Stated exercise:
In the introduction to the "Artist's Perspective" feature, list every question that an artist will answer in each issue.

Document segment:
What exactly is the relationship between artists, their work, and the collectors of their work? The purpose of “Artist’s Perspective,” a new Art Lover’s Guide feature, is to provide artists’ viewpoints on this triangle of an affair.
In each issue, an artist will respond to a series of questions: Do you interact with buyers? Or do you wish you could? How does it feel to part with your work? In what way, if any, do you remain involved with the work once it’s sold?
Naturally, the relationship between an artist and his or her work is complex in terms of the ambivalent and inevitable nature of saying goodbye. With this feature, we hope to shed light, on behalf of the artist, on issues of separation, symbiosis, and ensuring that a work remains charged long after it’s left the studio.
For the premier installment of “Artist’s Perspective,” Art Lover’s Guide sat down with Volume 3 cover artist and painter extraordinaire, Julie Speed.

If you could have a conversation with each collector of your work, what would you say about your art or about yourself?
Feel free to laugh.
Do you interact with buyers of your work and/or offer studio visits?
I’m planning on having an open house during Chinati weekend this coming fall at the Marfa studio. In Austin, I haven’t really had an open open house, but collectors, friends, and friends of friends come by regularly to look at new work. Occasionally, museum or arts groups also visit.
How much, if any, history of each piece—how and why it was made—do you like to share with collectors?
I’ll talk ’til their ears fall off about “how.” But when it comes to “why,” I’m more interested in hearing what the viewer thinks.
Do you remain involved with the art once it’s sold?
It’s very important to me who has the work. I’m lucky to have an eccentric and interesting group of collectors. They are the type of people who are often willing to lend the work back for museum exhibitions, or who are forming a collection that will eventually go to a museum.

Supplied entries:

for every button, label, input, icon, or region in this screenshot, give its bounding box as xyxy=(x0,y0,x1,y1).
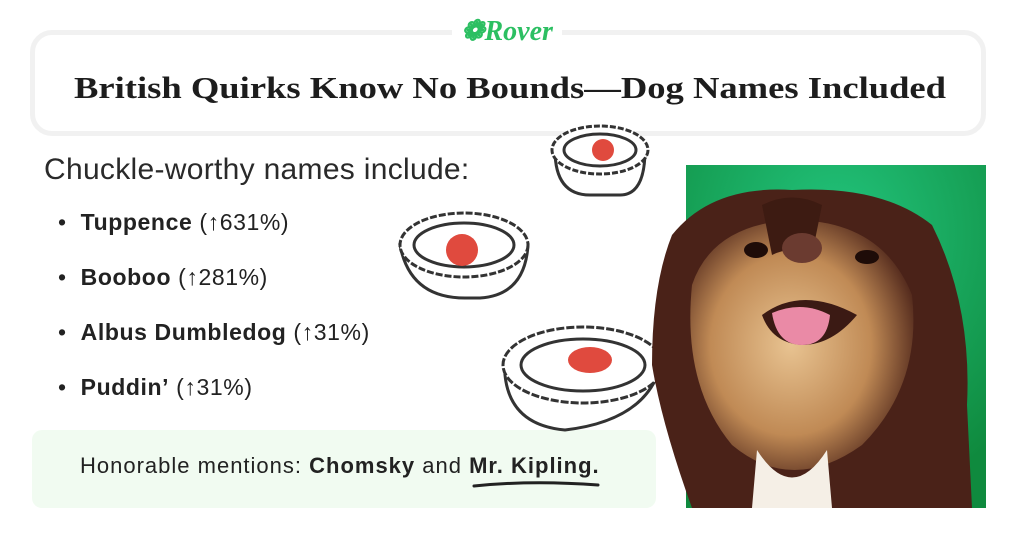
list of names: • Booboo (↑281%) xyxy=(58,264,268,290)
list of names: • Puddin’ (↑31%) xyxy=(58,374,253,400)
list of names: • Albus Dumbledog (↑31%) xyxy=(58,319,370,345)
list of names xyxy=(58,209,370,400)
title: British Quirks Know No Bounds—Dog Names Included xyxy=(74,70,946,105)
logo: Rover: ❁Rover xyxy=(461,16,553,47)
callout: honorable mentions: Honorable mentions: Chomsky and Mr. Kipling. xyxy=(80,453,600,478)
title box xyxy=(30,30,986,136)
icon: tarts xyxy=(398,124,656,432)
dog photo xyxy=(652,165,986,508)
callout: honorable mentions xyxy=(32,430,656,508)
list of names: • Tuppence (↑631%) xyxy=(58,209,289,235)
subheading: Chuckle-worthy names include: xyxy=(44,153,470,186)
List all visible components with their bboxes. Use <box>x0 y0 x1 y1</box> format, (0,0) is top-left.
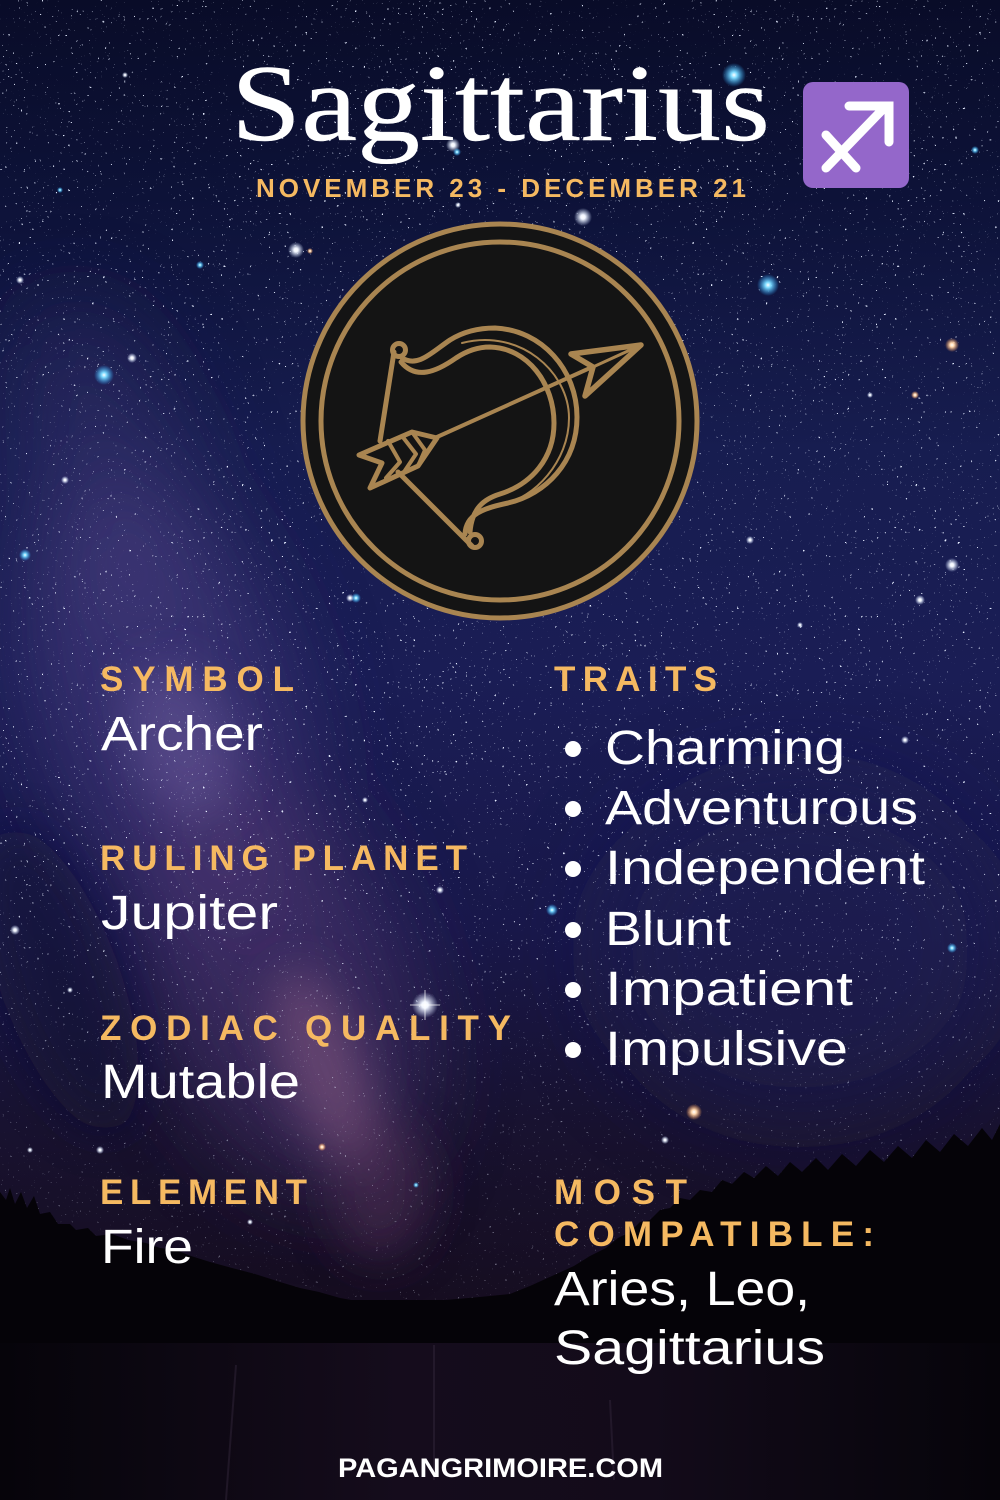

Solution:
- Do you interact with buyers?
- Or do you wish you could?
- How does it feel to part with your work?
- In what way, if any, do you remain involved with the work once it's sold?